= SHORT EXERCISE =
Your task is to extract every entry that follows word for word while excluding the pictures.

Extracts from a graphics dataset:
□ □ □ □

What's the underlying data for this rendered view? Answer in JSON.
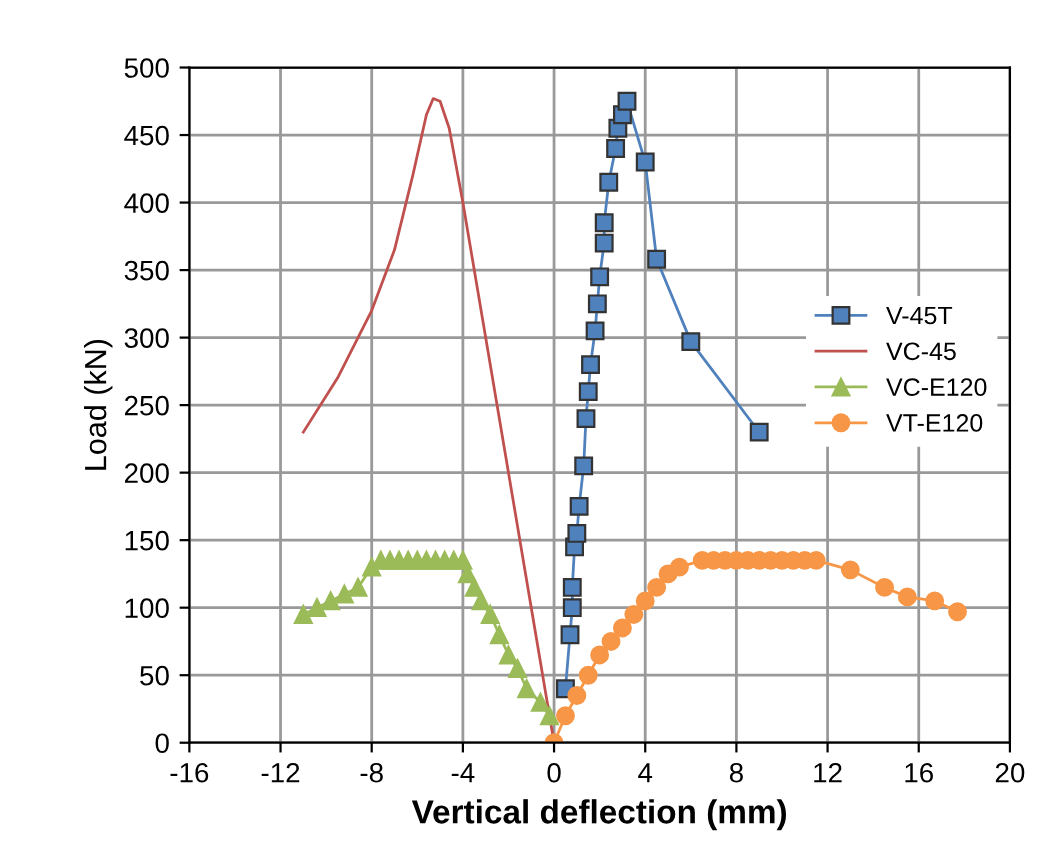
{
  "chart_data": {
    "type": "line",
    "xlabel": "Vertical deflection (mm)",
    "ylabel": "Load (kN)",
    "xlim": [
      -16,
      20
    ],
    "ylim": [
      0,
      500
    ],
    "xticks": [
      -16,
      -12,
      -8,
      -4,
      0,
      4,
      8,
      12,
      16,
      20
    ],
    "yticks": [
      0,
      50,
      100,
      150,
      200,
      250,
      300,
      350,
      400,
      450,
      500
    ],
    "grid": true,
    "legend": "right",
    "series": [
      {
        "name": "V-45T",
        "color": "#4f81bd",
        "marker": "square",
        "x": [
          0.5,
          0.7,
          0.8,
          0.8,
          0.9,
          1.0,
          1.1,
          1.3,
          1.4,
          1.5,
          1.6,
          1.8,
          1.9,
          2.0,
          2.2,
          2.2,
          2.4,
          2.7,
          2.8,
          3.0,
          3.2,
          4.0,
          4.5,
          6.0,
          9.0
        ],
        "values": [
          40,
          80,
          100,
          115,
          145,
          155,
          175,
          205,
          240,
          260,
          280,
          305,
          325,
          345,
          370,
          385,
          415,
          440,
          455,
          465,
          475,
          430,
          358,
          297,
          230
        ]
      },
      {
        "name": "VC-45",
        "color": "#c0504d",
        "marker": "none",
        "x": [
          -11,
          -9.5,
          -8,
          -7,
          -6.2,
          -5.6,
          -5.3,
          -5,
          -4.6,
          -4,
          -3,
          -2,
          -1,
          0
        ],
        "values": [
          230,
          270,
          320,
          365,
          420,
          465,
          477,
          475,
          455,
          400,
          300,
          200,
          100,
          0
        ]
      },
      {
        "name": "VC-E120",
        "color": "#9bbb59",
        "marker": "triangle",
        "x": [
          -11,
          -10.4,
          -9.8,
          -9.2,
          -8.6,
          -8,
          -7.6,
          -7.2,
          -6.8,
          -6.4,
          -6,
          -5.6,
          -5.2,
          -4.8,
          -4.4,
          -4,
          -3.8,
          -3.5,
          -3.2,
          -2.8,
          -2.4,
          -2,
          -1.6,
          -1.2,
          -0.6,
          -0.2
        ],
        "values": [
          95,
          100,
          105,
          110,
          115,
          130,
          135,
          135,
          135,
          135,
          135,
          135,
          135,
          135,
          135,
          135,
          125,
          115,
          105,
          95,
          80,
          65,
          55,
          40,
          30,
          20
        ]
      },
      {
        "name": "VT-E120",
        "color": "#f79646",
        "marker": "circle",
        "x": [
          0,
          0.5,
          1,
          1.5,
          2,
          2.5,
          3,
          3.5,
          4,
          4.5,
          5,
          5.5,
          6.5,
          7,
          7.5,
          8,
          8.5,
          9,
          9.5,
          10,
          10.5,
          11,
          11.5,
          13,
          14.5,
          15.5,
          16.7,
          17.7
        ],
        "values": [
          0,
          20,
          35,
          50,
          65,
          75,
          85,
          95,
          105,
          115,
          125,
          130,
          135,
          135,
          135,
          135,
          135,
          135,
          135,
          135,
          135,
          135,
          135,
          128,
          115,
          108,
          105,
          97
        ]
      }
    ]
  }
}
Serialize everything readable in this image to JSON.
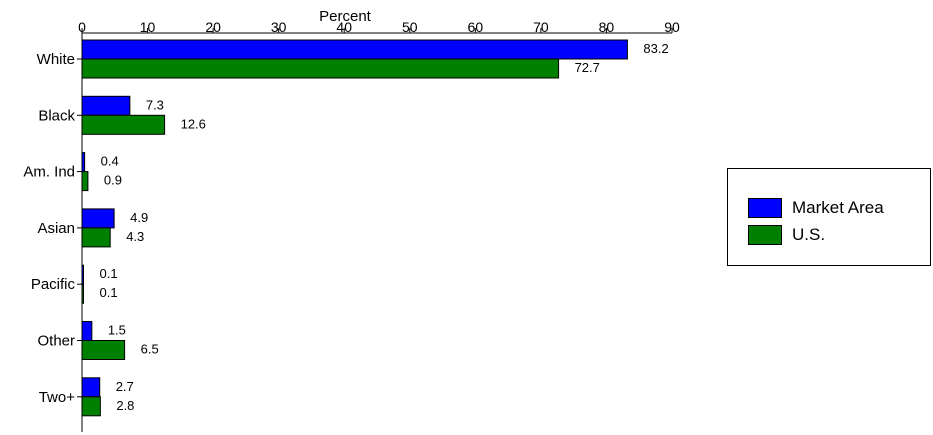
{
  "chart_data": {
    "type": "bar",
    "orientation": "horizontal",
    "xlabel": "Percent",
    "xlim": [
      0,
      90
    ],
    "xticks": [
      "0",
      "10",
      "20",
      "30",
      "40",
      "50",
      "60",
      "70",
      "80",
      "90"
    ],
    "categories": [
      "White",
      "Black",
      "Am. Ind",
      "Asian",
      "Pacific",
      "Other",
      "Two+"
    ],
    "series": [
      {
        "name": "Market Area",
        "color": "#0000ff",
        "values": [
          83.2,
          7.3,
          0.4,
          4.9,
          0.1,
          1.5,
          2.7
        ],
        "labels": [
          "83.2",
          "7.3",
          "0.4",
          "4.9",
          "0.1",
          "1.5",
          "2.7"
        ]
      },
      {
        "name": "U.S.",
        "color": "#008000",
        "values": [
          72.7,
          12.6,
          0.9,
          4.3,
          0.1,
          6.5,
          2.8
        ],
        "labels": [
          "72.7",
          "12.6",
          "0.9",
          "4.3",
          "0.1",
          "6.5",
          "2.8"
        ]
      }
    ],
    "axis_position": "top",
    "grid": false,
    "legend_position": "right"
  }
}
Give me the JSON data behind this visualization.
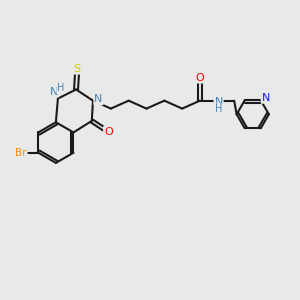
{
  "background_color": "#e8eaea",
  "bond_color": "#1a1a1a",
  "atom_colors": {
    "N": "#4682B4",
    "NH": "#4682B4",
    "O": "#FF0000",
    "S": "#cccc00",
    "Br": "#FF8C00",
    "pyN": "#1a1aFF"
  },
  "figure_size": [
    3.0,
    3.0
  ],
  "dpi": 100,
  "xlim": [
    0,
    12
  ],
  "ylim": [
    0,
    10
  ]
}
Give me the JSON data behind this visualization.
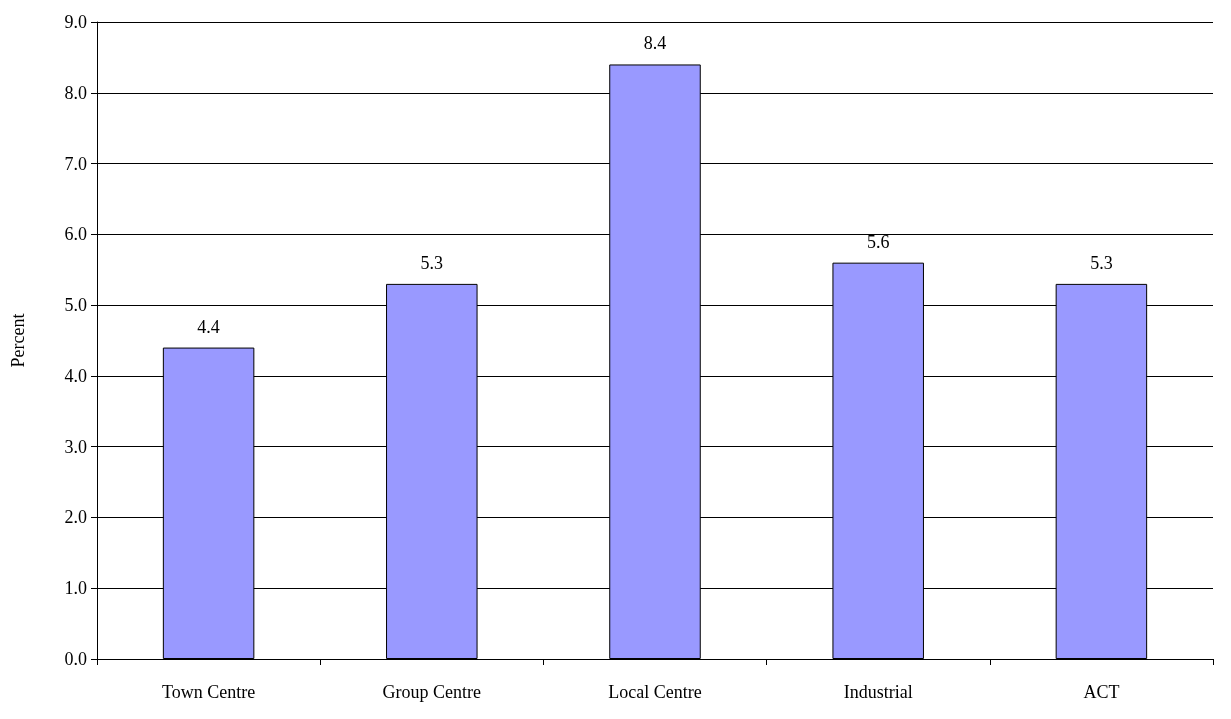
{
  "chart_data": {
    "type": "bar",
    "ylabel": "Percent",
    "categories": [
      "Town Centre",
      "Group Centre",
      "Local Centre",
      "Industrial",
      "ACT"
    ],
    "values": [
      4.4,
      5.3,
      8.4,
      5.6,
      5.3
    ],
    "color": "#9999ff",
    "data_labels": true,
    "ylim": [
      0,
      9
    ],
    "yticks": [
      {
        "value": 0,
        "label": "0.0"
      },
      {
        "value": 1,
        "label": "1.0"
      },
      {
        "value": 2,
        "label": "2.0"
      },
      {
        "value": 3,
        "label": "3.0"
      },
      {
        "value": 4,
        "label": "4.0"
      },
      {
        "value": 5,
        "label": "5.0"
      },
      {
        "value": 6,
        "label": "6.0"
      },
      {
        "value": 7,
        "label": "7.0"
      },
      {
        "value": 8,
        "label": "8.0"
      },
      {
        "value": 9,
        "label": "9.0"
      }
    ],
    "grid": "y"
  }
}
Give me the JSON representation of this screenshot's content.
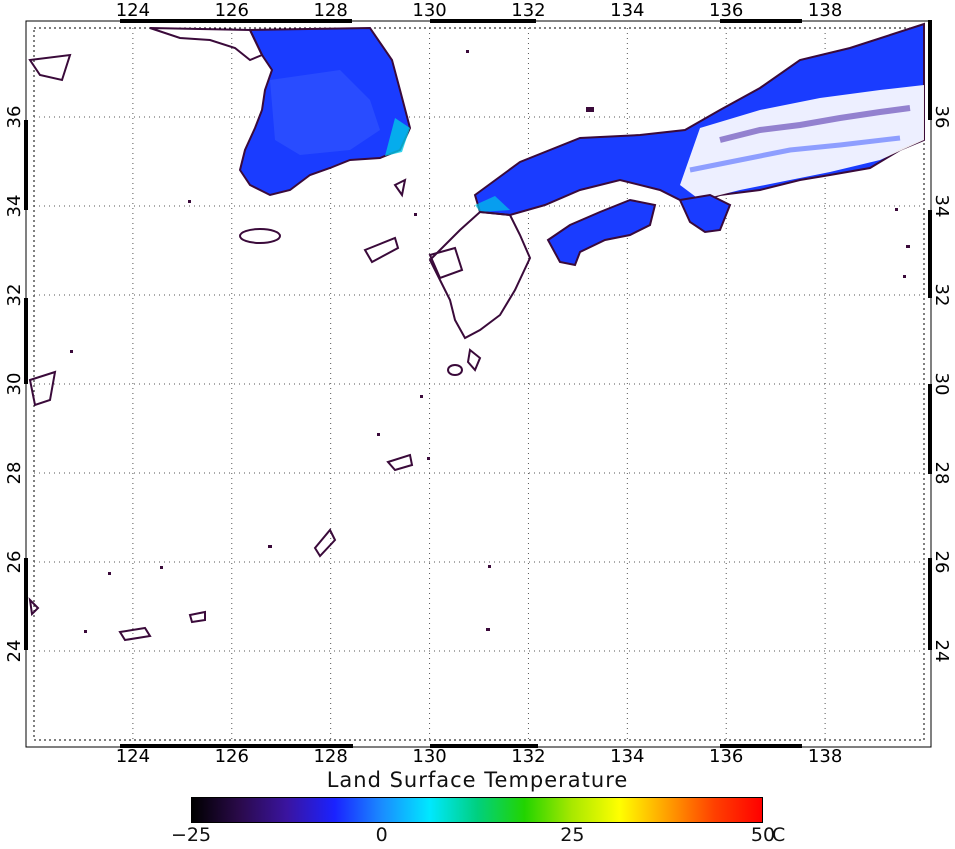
{
  "map": {
    "lon_ticks": [
      "124",
      "126",
      "128",
      "130",
      "132",
      "134",
      "136",
      "138"
    ],
    "lat_ticks": [
      "24",
      "26",
      "28",
      "30",
      "32",
      "34",
      "36"
    ],
    "lon_range": [
      122,
      140
    ],
    "lat_range": [
      22,
      38
    ]
  },
  "legend": {
    "title": "Land Surface Temperature",
    "ticks": [
      "−25",
      "0",
      "25",
      "50"
    ],
    "unit": "C",
    "range": [
      -25,
      50
    ],
    "colors": [
      "#000000",
      "#2a0a4a",
      "#3a14a0",
      "#1a22ff",
      "#1a8cff",
      "#00e8ff",
      "#00d080",
      "#22d400",
      "#a8e800",
      "#ffff00",
      "#ffa000",
      "#ff4000",
      "#ff0000"
    ]
  },
  "colors": {
    "coastline": "#3a0a3a",
    "cold_land": "#1a3cff",
    "snow": "#ffffff",
    "grid": "#555555",
    "frame": "#000000"
  }
}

□ □ □ □

= RESULT FOR THIS EXERCISE =
What's the underlying data for this rendered view? Answer in JSON.
{
  "chart_data": {
    "type": "line",
    "xlabel": "Vertical deflection (mm)",
    "ylabel": "Load (kN)",
    "xlim": [
      -16,
      20
    ],
    "ylim": [
      0,
      500
    ],
    "xticks": [
      -16,
      -12,
      -8,
      -4,
      0,
      4,
      8,
      12,
      16,
      20
    ],
    "yticks": [
      0,
      50,
      100,
      150,
      200,
      250,
      300,
      350,
      400,
      450,
      500
    ],
    "grid": true,
    "legend": "right",
    "series": [
      {
        "name": "V-45T",
        "color": "#4f81bd",
        "marker": "square",
        "x": [
          0.5,
          0.7,
          0.8,
          0.8,
          0.9,
          1.0,
          1.1,
          1.3,
          1.4,
          1.5,
          1.6,
          1.8,
          1.9,
          2.0,
          2.2,
          2.2,
          2.4,
          2.7,
          2.8,
          3.0,
          3.2,
          4.0,
          4.5,
          6.0,
          9.0
        ],
        "values": [
          40,
          80,
          100,
          115,
          145,
          155,
          175,
          205,
          240,
          260,
          280,
          305,
          325,
          345,
          370,
          385,
          415,
          440,
          455,
          465,
          475,
          430,
          358,
          297,
          230
        ]
      },
      {
        "name": "VC-45",
        "color": "#c0504d",
        "marker": "none",
        "x": [
          -11,
          -9.5,
          -8,
          -7,
          -6.2,
          -5.6,
          -5.3,
          -5,
          -4.6,
          -4,
          -3,
          -2,
          -1,
          0
        ],
        "values": [
          230,
          270,
          320,
          365,
          420,
          465,
          477,
          475,
          455,
          400,
          300,
          200,
          100,
          0
        ]
      },
      {
        "name": "VC-E120",
        "color": "#9bbb59",
        "marker": "triangle",
        "x": [
          -11,
          -10.4,
          -9.8,
          -9.2,
          -8.6,
          -8,
          -7.6,
          -7.2,
          -6.8,
          -6.4,
          -6,
          -5.6,
          -5.2,
          -4.8,
          -4.4,
          -4,
          -3.8,
          -3.5,
          -3.2,
          -2.8,
          -2.4,
          -2,
          -1.6,
          -1.2,
          -0.6,
          -0.2
        ],
        "values": [
          95,
          100,
          105,
          110,
          115,
          130,
          135,
          135,
          135,
          135,
          135,
          135,
          135,
          135,
          135,
          135,
          125,
          115,
          105,
          95,
          80,
          65,
          55,
          40,
          30,
          20
        ]
      },
      {
        "name": "VT-E120",
        "color": "#f79646",
        "marker": "circle",
        "x": [
          0,
          0.5,
          1,
          1.5,
          2,
          2.5,
          3,
          3.5,
          4,
          4.5,
          5,
          5.5,
          6.5,
          7,
          7.5,
          8,
          8.5,
          9,
          9.5,
          10,
          10.5,
          11,
          11.5,
          13,
          14.5,
          15.5,
          16.7,
          17.7
        ],
        "values": [
          0,
          20,
          35,
          50,
          65,
          75,
          85,
          95,
          105,
          115,
          125,
          130,
          135,
          135,
          135,
          135,
          135,
          135,
          135,
          135,
          135,
          135,
          135,
          128,
          115,
          108,
          105,
          97
        ]
      }
    ]
  }
}
Serialize everything readable in this image to JSON.
{
  "chart_data": {
    "type": "bar",
    "orientation": "horizontal",
    "xlabel": "Percent",
    "xlim": [
      0,
      90
    ],
    "xticks": [
      "0",
      "10",
      "20",
      "30",
      "40",
      "50",
      "60",
      "70",
      "80",
      "90"
    ],
    "categories": [
      "White",
      "Black",
      "Am. Ind",
      "Asian",
      "Pacific",
      "Other",
      "Two+"
    ],
    "series": [
      {
        "name": "Market Area",
        "color": "#0000ff",
        "values": [
          83.2,
          7.3,
          0.4,
          4.9,
          0.1,
          1.5,
          2.7
        ],
        "labels": [
          "83.2",
          "7.3",
          "0.4",
          "4.9",
          "0.1",
          "1.5",
          "2.7"
        ]
      },
      {
        "name": "U.S.",
        "color": "#008000",
        "values": [
          72.7,
          12.6,
          0.9,
          4.3,
          0.1,
          6.5,
          2.8
        ],
        "labels": [
          "72.7",
          "12.6",
          "0.9",
          "4.3",
          "0.1",
          "6.5",
          "2.8"
        ]
      }
    ],
    "axis_position": "top",
    "grid": false,
    "legend_position": "right"
  }
}
Give me the JSON data behind this visualization.
{
  "background_color": "#e8eaea",
  "bond_color": "#1a1a1a",
  "atom_colors": {
    "N": "#4682B4",
    "NH": "#4682B4",
    "O": "#FF0000",
    "S": "#cccc00",
    "Br": "#FF8C00",
    "pyN": "#1a1aFF"
  },
  "figure_size": [
    3.0,
    3.0
  ],
  "dpi": 100,
  "xlim": [
    0,
    12
  ],
  "ylim": [
    0,
    10
  ]
}
Give me the JSON data behind this visualization.
{
  "chart_data": {
    "type": "bar",
    "ylabel": "Percent",
    "categories": [
      "Town Centre",
      "Group Centre",
      "Local Centre",
      "Industrial",
      "ACT"
    ],
    "values": [
      4.4,
      5.3,
      8.4,
      5.6,
      5.3
    ],
    "color": "#9999ff",
    "data_labels": true,
    "ylim": [
      0,
      9
    ],
    "yticks": [
      {
        "value": 0,
        "label": "0.0"
      },
      {
        "value": 1,
        "label": "1.0"
      },
      {
        "value": 2,
        "label": "2.0"
      },
      {
        "value": 3,
        "label": "3.0"
      },
      {
        "value": 4,
        "label": "4.0"
      },
      {
        "value": 5,
        "label": "5.0"
      },
      {
        "value": 6,
        "label": "6.0"
      },
      {
        "value": 7,
        "label": "7.0"
      },
      {
        "value": 8,
        "label": "8.0"
      },
      {
        "value": 9,
        "label": "9.0"
      }
    ],
    "grid": "y"
  }
}
Give me the JSON representation of this screenshot's content.
{
  "map": {
    "lon_ticks": [
      "124",
      "126",
      "128",
      "130",
      "132",
      "134",
      "136",
      "138"
    ],
    "lat_ticks": [
      "24",
      "26",
      "28",
      "30",
      "32",
      "34",
      "36"
    ],
    "lon_range": [
      122,
      140
    ],
    "lat_range": [
      22,
      38
    ]
  },
  "legend": {
    "title": "Land Surface Temperature",
    "ticks": [
      "−25",
      "0",
      "25",
      "50"
    ],
    "unit": "C",
    "range": [
      -25,
      50
    ],
    "colors": [
      "#000000",
      "#2a0a4a",
      "#3a14a0",
      "#1a22ff",
      "#1a8cff",
      "#00e8ff",
      "#00d080",
      "#22d400",
      "#a8e800",
      "#ffff00",
      "#ffa000",
      "#ff4000",
      "#ff0000"
    ]
  },
  "colors": {
    "coastline": "#3a0a3a",
    "cold_land": "#1a3cff",
    "snow": "#ffffff",
    "grid": "#555555",
    "frame": "#000000"
  }
}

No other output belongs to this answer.